According to Andrew, TrashBack also takes away the need to carry money in the trucks, significantly reducing the risk to the driver and crew. “Its not worth risking the life of the driver over three thousand rand” said Andrew. The biometric system scans a picker’s fingerprint via a scanner, links up to the database, and records sales. It can also print receipts, rewards, vouchers, and statements of money transferred into formal bank accounts. This offers versatility for the picker and safety for the recycling company.

Andrew described the two main systems that TrashBack employs for attaining data. One he described was the “Citi/Polo” option and the other was the “Rolls Royce” option. The two were both novel systems that took front-end information and stored them for later use. The Rolls Royce option employed fingerprints to link pickers with their accounts and was able to store their data on separate servers that would keep data safe and private. “This data can be later used and easily aggregated and searched to find trends, carrying capacity of the system, and overall statistics needed by a business”. The team was definitely intrigued by the opportunity and asked what the general pricing options were. We were pleasantly surprised when the rate ended up being roughly 4500 ZAR a month, a notably low amount for implementation of a high technology item. The “Polo” option was definitely less feature-rich but still held significant promise. “It is more geared towards point of sales but it can be a versatile tool nonetheless,” described Andrew. The second option allowed for use of a pin number or ID number to identify a picker and held data for a shorter period of time. “This requires more diligent daily backup but is at a much simpler pace than the Rolls Royce option”. The “Polo” option gives the versatility of having a quick data entry system but requires people to offload data and use it more frequently so while useful it might increase overhead significantly.

**Work request 1:**
According to the TrashBack text, what does the "Polo" option use to identify a picker?
**Work request 2:**
List every item that the TrashBack text says the biometric system can print.
**Work request 3:**
Pick up the text about TrashBack after its last sentence and carry it forward.

**Dataset content:**
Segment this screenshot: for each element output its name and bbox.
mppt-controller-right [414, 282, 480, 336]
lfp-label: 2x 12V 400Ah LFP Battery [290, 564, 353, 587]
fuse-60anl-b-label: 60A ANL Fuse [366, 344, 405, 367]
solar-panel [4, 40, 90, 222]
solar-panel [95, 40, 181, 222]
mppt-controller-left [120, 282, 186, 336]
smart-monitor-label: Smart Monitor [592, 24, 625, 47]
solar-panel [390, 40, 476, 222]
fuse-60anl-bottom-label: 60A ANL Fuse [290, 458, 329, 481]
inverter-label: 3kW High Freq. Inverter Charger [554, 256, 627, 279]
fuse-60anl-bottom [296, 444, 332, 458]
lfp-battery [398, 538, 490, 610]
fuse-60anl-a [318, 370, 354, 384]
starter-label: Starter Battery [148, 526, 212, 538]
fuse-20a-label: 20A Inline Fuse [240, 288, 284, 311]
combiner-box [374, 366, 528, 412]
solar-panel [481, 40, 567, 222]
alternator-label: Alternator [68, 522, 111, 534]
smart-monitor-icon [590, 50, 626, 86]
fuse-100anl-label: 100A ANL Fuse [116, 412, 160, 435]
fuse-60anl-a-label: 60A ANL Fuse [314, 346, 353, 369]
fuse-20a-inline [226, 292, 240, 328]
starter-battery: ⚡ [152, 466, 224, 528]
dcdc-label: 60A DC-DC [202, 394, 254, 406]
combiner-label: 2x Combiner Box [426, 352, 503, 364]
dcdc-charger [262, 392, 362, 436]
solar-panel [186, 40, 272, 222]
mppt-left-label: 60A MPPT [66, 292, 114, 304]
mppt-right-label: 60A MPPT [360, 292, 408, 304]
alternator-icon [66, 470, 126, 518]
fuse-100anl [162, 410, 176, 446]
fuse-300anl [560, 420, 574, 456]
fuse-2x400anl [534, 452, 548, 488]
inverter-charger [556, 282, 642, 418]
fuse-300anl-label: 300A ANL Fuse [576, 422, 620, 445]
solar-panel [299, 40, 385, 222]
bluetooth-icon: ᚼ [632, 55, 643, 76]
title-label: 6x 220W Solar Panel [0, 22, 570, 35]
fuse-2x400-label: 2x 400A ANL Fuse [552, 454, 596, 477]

**Exercise output 1:**
A pin number or ID number.

**Exercise output 2:**
Receipts, rewards, vouchers, and statements of money transferred into formal bank accounts.

**Exercise output 3:**
The group asked what people in the informal settlements thought of the biometrics and the technology-rich approach to data management and accounting. “It’s a duality,” explained Andrew. “The kids love it and really flock towards technology to try it out and see results. But the older people generally are more wary of the technology, especially if they are recent immigrants from countries like Nigeria, the Congo, or other areas of civil strife. The most common question we get is ‘Is this connected to the police?’ so we have to spend the time to ensure that the data remains private and that no data is being shared with anyone.”

Reflection and Learning: 

Talking to a successful entrepreneur in the formal recycling sector was an enlightening experience. Much of the conversation revolved around learning from pickers and interacting with the client to make a more usable product, which helps further our understanding of how to formulate a usable and sustainable path for Blue Sky’s future. The idea that as a project group we want to purvey something that will be usable for years to come and not something that will be swept to the wayside.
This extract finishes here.